- Exercise objective
Each record below should appear again exactly as written.

- Stored entries
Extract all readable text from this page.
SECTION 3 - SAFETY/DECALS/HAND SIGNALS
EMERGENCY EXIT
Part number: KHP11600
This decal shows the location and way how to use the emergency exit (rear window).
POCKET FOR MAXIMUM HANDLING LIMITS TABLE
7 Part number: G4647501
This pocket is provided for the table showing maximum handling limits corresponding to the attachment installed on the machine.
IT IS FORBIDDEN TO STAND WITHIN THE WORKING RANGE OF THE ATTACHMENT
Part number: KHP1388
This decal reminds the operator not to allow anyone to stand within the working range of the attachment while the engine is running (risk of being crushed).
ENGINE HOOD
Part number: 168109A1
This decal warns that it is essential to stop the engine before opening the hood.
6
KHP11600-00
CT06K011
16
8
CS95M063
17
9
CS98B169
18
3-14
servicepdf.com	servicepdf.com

- Answer to the task
Extract all readable text from this page.
SECTION 3 - SAFETY/DECALS/HAND SIGNALS
EMERGENCY EXIT
Part number: KHP11600
This decal shows the location and way how to use the emergency exit (rear window).
POCKET FOR MAXIMUM HANDLING LIMITS TABLE
7 Part number: G4647501
This pocket is provided for the table showing maximum handling limits corresponding to the attachment installed on the machine.
IT IS FORBIDDEN TO STAND WITHIN THE WORKING RANGE OF THE ATTACHMENT
Part number: KHP1388
This decal reminds the operator not to allow anyone to stand within the working range of the attachment while the engine is running (risk of being crushed).
ENGINE HOOD
Part number: 168109A1
This decal warns that it is essential to stop the engine before opening the hood.
6
KHP11600-00
CT06K011
16
8
CS95M063
17
9
CS98B169
18
3-14
servicepdf.com	servicepdf.com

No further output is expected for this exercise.